### [What needs to be done]
Check each line of the records below and collect those that include the word "general".

### [Extracted records]

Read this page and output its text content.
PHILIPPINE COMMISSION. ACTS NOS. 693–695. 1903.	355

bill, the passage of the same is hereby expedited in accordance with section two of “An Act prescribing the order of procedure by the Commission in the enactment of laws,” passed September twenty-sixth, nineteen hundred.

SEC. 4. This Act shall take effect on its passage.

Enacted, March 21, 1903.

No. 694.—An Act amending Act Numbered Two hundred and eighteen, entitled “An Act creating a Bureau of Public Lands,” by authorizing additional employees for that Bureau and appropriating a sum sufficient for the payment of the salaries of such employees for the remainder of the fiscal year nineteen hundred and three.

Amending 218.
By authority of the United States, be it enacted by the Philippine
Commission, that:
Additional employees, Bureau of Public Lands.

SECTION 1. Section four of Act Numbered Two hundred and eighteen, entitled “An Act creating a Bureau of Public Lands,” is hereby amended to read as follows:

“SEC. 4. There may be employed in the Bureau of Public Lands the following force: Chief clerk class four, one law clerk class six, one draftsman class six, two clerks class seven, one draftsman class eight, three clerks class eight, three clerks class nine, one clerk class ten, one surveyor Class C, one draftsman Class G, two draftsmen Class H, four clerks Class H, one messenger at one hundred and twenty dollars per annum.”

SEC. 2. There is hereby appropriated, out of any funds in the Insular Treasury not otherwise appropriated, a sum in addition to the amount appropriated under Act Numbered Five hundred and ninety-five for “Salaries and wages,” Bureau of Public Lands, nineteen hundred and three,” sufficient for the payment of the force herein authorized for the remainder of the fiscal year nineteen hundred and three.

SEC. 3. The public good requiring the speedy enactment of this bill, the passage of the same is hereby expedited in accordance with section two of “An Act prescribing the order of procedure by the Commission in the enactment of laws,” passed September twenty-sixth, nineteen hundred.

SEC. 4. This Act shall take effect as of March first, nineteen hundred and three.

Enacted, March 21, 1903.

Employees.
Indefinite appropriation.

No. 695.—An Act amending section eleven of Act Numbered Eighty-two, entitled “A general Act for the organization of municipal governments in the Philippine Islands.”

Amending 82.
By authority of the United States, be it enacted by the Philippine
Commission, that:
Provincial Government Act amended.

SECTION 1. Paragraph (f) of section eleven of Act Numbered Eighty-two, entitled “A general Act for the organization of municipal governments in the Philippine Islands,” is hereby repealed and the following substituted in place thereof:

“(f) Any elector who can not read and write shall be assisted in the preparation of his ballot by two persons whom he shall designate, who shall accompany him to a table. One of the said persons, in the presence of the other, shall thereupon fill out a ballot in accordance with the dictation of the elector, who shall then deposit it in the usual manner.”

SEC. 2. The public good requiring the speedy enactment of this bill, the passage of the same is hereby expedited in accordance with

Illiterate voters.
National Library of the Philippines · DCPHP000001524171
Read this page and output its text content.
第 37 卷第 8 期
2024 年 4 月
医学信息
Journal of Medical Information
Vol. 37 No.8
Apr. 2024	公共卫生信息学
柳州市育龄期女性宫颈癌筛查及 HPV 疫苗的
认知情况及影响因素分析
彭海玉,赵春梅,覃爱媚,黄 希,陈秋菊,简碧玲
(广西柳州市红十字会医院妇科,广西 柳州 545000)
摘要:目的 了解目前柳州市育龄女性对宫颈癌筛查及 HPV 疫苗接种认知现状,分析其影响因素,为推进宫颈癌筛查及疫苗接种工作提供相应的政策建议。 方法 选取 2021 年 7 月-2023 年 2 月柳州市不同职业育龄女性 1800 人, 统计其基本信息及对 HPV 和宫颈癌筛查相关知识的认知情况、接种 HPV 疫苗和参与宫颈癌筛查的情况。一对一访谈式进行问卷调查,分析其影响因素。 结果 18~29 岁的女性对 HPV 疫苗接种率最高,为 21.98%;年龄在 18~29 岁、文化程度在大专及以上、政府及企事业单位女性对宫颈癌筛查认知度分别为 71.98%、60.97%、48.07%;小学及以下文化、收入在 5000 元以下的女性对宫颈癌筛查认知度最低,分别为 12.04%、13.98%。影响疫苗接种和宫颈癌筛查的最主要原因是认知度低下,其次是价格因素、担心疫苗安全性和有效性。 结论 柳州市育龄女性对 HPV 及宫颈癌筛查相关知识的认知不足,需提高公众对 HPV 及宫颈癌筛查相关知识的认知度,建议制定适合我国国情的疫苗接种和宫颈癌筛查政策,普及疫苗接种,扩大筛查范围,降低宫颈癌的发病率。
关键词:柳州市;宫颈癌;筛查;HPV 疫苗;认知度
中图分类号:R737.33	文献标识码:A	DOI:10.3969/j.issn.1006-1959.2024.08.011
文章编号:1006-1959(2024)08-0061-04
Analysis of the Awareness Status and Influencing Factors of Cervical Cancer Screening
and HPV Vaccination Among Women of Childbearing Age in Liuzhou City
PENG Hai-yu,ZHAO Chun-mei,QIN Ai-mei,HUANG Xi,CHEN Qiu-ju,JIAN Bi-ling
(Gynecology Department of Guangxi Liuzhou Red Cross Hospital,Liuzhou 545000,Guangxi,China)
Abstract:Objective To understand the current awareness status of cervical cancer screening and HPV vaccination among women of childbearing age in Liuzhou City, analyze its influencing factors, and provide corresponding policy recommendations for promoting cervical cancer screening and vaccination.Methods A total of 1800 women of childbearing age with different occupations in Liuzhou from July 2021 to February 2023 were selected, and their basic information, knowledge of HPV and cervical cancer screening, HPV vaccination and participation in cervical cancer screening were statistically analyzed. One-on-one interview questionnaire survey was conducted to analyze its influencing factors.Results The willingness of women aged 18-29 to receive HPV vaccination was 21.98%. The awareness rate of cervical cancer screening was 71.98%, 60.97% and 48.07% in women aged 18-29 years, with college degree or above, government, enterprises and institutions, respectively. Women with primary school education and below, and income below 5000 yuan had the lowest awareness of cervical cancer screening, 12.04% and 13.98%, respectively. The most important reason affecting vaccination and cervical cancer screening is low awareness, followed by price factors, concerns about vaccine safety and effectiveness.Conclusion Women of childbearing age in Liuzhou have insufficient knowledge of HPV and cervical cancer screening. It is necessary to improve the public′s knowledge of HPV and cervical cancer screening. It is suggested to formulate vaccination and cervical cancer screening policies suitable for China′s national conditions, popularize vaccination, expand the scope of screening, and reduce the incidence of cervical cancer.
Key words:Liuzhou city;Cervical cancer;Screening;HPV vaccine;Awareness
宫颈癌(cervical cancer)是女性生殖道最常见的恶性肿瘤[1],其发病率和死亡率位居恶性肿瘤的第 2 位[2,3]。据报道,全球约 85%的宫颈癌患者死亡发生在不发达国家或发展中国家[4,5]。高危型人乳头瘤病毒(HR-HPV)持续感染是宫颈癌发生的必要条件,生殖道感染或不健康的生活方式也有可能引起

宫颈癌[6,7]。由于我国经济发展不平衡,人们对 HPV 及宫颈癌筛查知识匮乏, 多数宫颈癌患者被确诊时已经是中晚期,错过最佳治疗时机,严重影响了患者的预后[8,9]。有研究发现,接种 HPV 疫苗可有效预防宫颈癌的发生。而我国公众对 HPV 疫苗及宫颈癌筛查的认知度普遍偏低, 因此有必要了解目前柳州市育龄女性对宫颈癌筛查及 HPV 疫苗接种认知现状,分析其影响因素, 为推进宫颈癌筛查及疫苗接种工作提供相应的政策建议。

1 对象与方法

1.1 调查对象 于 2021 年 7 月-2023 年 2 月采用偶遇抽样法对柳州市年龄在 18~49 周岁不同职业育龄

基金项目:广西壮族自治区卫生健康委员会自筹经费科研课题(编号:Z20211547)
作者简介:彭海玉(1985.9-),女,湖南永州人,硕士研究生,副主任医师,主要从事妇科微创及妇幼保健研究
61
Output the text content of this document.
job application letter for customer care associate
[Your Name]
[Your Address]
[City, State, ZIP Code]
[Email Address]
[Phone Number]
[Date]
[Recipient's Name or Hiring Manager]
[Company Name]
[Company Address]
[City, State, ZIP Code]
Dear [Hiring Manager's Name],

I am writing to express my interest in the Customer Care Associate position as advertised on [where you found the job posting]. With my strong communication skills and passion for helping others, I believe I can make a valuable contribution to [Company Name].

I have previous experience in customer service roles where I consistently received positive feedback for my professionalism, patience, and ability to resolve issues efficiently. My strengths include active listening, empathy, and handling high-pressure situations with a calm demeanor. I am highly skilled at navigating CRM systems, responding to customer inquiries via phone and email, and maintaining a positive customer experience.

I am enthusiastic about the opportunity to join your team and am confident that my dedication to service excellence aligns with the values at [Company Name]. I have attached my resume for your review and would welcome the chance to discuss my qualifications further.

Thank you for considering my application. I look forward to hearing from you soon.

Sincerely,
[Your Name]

### [Response to the exercise]
No. 695.—An Act amending section eleven of Act Numbered Eighty-two, entitled “A general Act for the organization of municipal governments in the Philippine Islands.”
SECTION 1. Paragraph (f) of section eleven of Act Numbered Eighty-two, entitled “A general Act for the organization of municipal governments in the Philippine Islands,” is hereby repealed and the following substituted in place thereof:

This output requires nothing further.